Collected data
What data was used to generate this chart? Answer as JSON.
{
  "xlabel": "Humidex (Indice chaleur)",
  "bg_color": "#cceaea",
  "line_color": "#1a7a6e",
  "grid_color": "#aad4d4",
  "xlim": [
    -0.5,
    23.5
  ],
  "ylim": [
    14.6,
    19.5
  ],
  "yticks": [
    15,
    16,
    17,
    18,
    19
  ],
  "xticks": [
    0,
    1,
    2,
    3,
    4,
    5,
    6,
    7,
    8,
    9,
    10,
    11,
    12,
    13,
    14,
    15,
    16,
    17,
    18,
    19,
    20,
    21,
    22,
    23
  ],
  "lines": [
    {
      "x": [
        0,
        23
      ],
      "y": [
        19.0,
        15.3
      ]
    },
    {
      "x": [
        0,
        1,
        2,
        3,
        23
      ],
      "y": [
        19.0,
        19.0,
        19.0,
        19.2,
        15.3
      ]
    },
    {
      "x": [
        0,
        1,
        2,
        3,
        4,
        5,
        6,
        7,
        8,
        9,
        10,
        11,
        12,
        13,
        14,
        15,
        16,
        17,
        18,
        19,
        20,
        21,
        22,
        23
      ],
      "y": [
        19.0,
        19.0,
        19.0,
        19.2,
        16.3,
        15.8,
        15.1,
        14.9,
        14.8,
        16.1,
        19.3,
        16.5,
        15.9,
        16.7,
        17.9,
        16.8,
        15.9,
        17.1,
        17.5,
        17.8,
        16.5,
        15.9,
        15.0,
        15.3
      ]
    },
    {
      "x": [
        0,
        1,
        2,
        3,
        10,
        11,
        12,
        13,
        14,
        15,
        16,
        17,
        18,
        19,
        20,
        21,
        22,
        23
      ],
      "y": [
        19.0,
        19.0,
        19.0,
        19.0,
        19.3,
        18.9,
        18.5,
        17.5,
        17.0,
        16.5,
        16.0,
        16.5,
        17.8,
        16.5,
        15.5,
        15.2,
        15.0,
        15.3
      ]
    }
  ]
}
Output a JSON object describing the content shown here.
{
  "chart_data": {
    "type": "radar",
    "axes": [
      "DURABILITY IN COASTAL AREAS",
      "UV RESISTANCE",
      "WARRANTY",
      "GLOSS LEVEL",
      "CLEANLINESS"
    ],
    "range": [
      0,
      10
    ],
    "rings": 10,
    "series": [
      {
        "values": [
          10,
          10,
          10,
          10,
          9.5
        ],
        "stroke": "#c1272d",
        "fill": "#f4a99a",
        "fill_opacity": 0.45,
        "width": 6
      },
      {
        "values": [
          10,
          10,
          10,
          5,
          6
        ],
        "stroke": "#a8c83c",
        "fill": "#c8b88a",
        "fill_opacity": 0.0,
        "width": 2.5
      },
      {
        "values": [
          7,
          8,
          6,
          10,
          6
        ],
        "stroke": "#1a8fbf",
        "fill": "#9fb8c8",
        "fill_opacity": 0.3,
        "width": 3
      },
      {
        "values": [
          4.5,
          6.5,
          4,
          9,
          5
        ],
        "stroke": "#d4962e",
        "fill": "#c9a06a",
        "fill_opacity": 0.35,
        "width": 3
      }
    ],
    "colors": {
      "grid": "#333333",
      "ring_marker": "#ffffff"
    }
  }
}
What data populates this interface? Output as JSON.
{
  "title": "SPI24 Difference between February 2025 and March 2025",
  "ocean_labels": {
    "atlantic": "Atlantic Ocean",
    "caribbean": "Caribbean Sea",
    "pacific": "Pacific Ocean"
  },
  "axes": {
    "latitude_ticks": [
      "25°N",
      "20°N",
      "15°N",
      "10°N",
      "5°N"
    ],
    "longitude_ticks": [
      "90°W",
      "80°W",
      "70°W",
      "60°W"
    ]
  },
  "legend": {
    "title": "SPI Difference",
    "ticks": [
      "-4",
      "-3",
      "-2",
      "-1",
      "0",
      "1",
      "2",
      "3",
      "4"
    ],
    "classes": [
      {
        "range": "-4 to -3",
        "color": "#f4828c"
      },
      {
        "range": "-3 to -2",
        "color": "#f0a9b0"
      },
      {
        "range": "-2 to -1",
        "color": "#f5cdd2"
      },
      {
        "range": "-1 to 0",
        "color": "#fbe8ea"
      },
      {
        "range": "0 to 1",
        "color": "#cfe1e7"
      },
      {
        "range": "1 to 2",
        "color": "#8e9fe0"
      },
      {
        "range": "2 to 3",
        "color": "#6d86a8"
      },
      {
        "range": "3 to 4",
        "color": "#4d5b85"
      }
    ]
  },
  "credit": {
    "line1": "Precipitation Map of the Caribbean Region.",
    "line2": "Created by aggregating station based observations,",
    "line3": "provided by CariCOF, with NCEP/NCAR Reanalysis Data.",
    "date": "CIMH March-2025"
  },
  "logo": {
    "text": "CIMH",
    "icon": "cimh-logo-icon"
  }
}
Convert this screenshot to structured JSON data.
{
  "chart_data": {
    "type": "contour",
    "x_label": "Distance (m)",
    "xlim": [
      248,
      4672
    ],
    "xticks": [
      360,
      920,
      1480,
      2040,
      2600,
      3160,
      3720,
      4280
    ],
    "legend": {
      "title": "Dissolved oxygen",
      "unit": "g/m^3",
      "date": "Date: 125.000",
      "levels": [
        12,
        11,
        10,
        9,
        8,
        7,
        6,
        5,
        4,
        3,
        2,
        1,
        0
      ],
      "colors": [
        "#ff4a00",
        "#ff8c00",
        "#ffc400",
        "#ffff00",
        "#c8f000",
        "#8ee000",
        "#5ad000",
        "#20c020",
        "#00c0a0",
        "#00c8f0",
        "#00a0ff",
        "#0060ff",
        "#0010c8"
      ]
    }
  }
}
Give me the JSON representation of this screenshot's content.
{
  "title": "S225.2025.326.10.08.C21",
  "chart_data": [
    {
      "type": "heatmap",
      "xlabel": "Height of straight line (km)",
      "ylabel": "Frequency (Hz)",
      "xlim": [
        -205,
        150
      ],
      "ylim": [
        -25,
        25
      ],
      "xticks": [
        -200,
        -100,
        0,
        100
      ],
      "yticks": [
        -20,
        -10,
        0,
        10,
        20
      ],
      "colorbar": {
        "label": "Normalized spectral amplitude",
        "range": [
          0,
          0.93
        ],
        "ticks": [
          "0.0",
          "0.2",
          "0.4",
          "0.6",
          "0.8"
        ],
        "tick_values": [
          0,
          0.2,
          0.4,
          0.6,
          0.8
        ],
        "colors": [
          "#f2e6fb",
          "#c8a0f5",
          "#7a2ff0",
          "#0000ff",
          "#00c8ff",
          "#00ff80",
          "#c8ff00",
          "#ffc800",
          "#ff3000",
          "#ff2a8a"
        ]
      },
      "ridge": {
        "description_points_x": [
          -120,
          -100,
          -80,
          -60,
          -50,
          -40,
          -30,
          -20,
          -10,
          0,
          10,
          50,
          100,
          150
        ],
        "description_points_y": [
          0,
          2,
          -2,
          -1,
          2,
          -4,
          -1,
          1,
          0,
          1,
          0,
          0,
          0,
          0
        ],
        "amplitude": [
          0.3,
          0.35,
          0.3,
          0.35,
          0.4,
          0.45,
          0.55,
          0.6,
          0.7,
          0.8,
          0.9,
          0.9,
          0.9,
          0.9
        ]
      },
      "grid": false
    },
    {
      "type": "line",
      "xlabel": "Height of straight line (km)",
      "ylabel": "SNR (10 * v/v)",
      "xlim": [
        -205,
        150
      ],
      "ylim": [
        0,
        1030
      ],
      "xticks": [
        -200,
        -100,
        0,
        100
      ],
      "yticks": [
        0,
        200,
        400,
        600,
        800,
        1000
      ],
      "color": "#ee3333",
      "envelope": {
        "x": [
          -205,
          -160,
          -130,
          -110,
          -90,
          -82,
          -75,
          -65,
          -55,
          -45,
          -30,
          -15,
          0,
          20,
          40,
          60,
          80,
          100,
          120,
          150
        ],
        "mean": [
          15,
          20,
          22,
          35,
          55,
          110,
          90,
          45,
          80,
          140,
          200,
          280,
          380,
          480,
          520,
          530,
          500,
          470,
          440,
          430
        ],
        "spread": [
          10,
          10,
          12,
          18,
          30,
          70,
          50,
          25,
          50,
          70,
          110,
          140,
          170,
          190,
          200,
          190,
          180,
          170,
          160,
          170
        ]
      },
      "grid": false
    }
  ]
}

→ **TASK GOAL**
Show all lines from the listing above in which "Output" appears.

→ **SOLUTION TO THE PROBLEM**
Output a JSON object describing the content shown here.
What data populates this interface? Output as JSON.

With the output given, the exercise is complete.